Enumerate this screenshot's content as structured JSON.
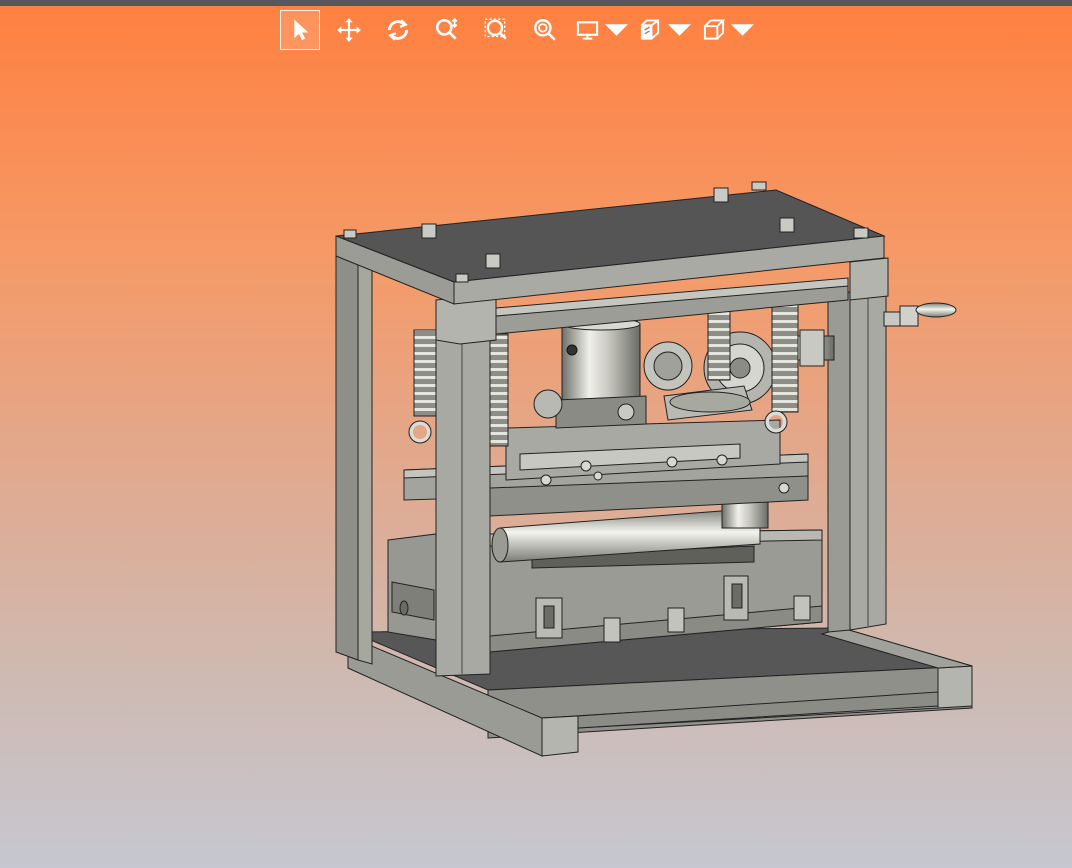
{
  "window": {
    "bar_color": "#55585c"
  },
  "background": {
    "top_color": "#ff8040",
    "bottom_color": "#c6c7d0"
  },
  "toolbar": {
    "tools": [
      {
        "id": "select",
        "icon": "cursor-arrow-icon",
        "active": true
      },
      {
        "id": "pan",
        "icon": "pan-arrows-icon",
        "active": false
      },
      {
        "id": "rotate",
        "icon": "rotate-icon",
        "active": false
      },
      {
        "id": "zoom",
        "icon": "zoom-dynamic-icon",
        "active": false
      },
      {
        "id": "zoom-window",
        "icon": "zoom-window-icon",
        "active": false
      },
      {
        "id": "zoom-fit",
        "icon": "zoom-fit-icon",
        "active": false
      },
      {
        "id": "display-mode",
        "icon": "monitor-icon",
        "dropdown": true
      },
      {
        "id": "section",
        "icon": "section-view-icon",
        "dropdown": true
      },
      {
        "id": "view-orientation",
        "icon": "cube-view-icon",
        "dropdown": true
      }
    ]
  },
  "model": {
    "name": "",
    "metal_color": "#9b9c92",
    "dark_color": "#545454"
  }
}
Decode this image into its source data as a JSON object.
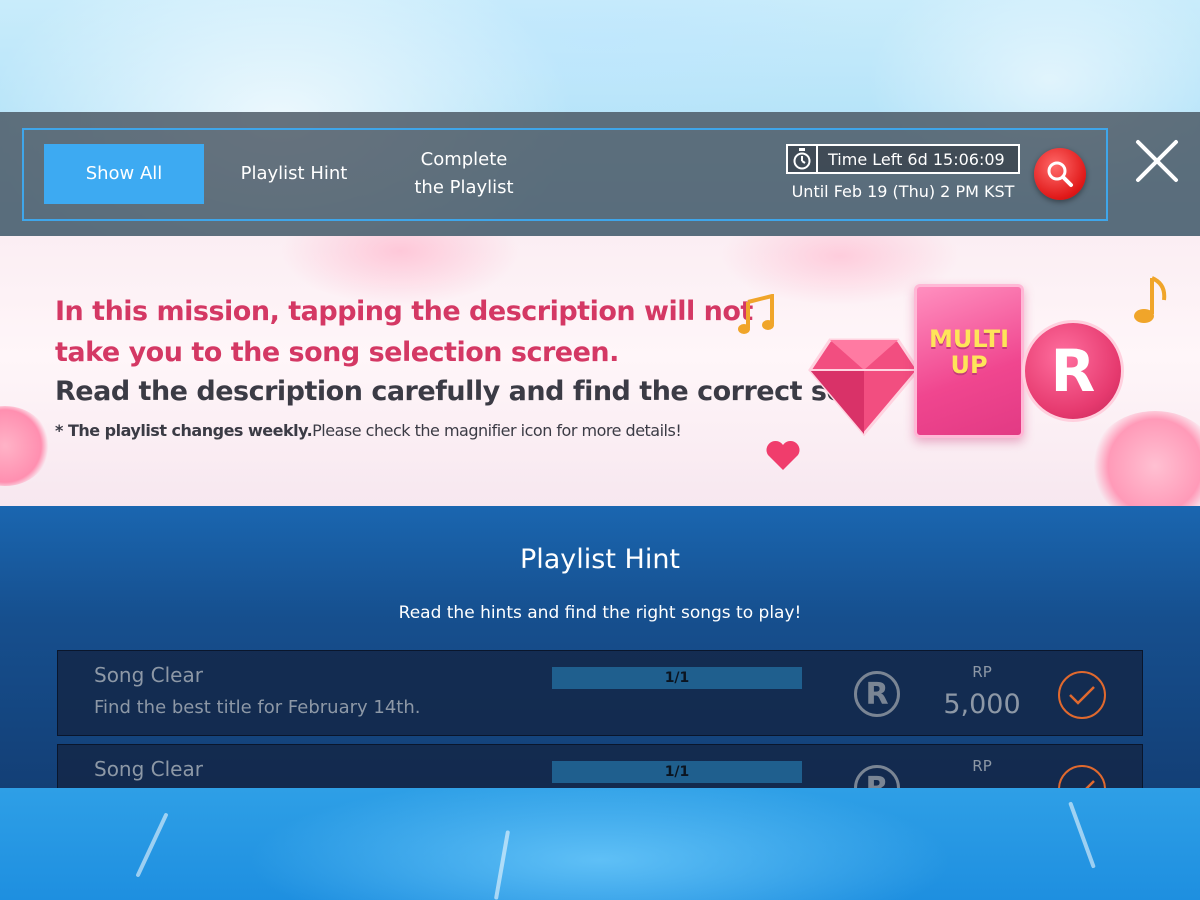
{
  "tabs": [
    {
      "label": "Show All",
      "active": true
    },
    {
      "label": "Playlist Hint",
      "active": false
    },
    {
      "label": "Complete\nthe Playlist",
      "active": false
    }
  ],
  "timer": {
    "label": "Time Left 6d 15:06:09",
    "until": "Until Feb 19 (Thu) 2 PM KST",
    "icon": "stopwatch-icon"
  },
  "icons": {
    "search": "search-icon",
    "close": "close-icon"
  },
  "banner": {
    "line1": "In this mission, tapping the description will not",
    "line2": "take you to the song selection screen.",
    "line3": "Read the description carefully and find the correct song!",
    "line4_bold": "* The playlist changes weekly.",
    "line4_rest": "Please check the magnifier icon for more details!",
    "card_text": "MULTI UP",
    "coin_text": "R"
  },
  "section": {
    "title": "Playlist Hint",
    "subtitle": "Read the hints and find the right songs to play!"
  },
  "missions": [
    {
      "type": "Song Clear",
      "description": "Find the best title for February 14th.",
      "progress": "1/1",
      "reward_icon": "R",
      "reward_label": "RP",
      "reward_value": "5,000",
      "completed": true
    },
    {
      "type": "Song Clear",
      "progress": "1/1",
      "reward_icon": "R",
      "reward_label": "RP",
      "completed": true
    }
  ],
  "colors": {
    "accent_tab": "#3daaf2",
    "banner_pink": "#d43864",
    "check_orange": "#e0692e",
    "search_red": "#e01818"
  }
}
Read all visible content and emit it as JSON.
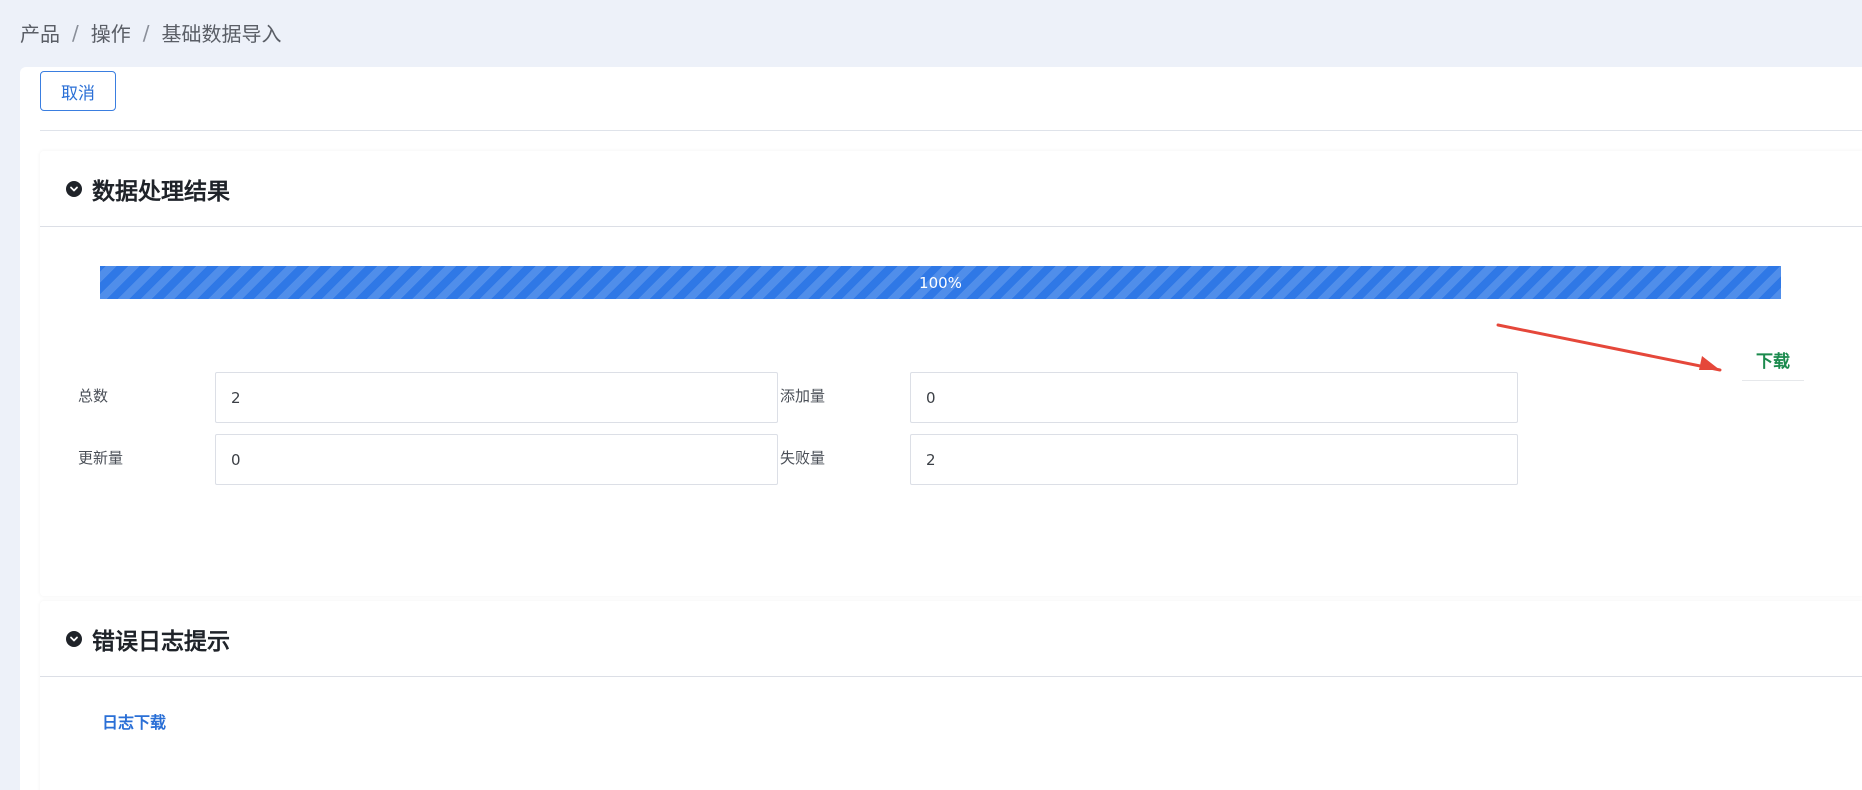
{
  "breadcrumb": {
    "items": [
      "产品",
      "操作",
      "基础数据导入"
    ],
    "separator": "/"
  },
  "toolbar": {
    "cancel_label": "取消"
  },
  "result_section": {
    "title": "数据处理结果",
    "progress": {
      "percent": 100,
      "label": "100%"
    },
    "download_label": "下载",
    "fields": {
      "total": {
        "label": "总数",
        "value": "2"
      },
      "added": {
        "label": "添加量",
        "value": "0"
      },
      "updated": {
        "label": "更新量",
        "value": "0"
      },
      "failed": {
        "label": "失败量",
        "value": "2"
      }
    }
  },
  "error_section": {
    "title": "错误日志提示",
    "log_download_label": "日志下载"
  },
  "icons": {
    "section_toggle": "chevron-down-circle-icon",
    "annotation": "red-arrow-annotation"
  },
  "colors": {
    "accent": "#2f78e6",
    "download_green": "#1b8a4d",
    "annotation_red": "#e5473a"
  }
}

• **REQUEST**
Gather each line holding the string "content".

• **COMPLETED TASK**
Enumerate this screenshot's content as structured JSON.
Read all visible content and emit it as JSON.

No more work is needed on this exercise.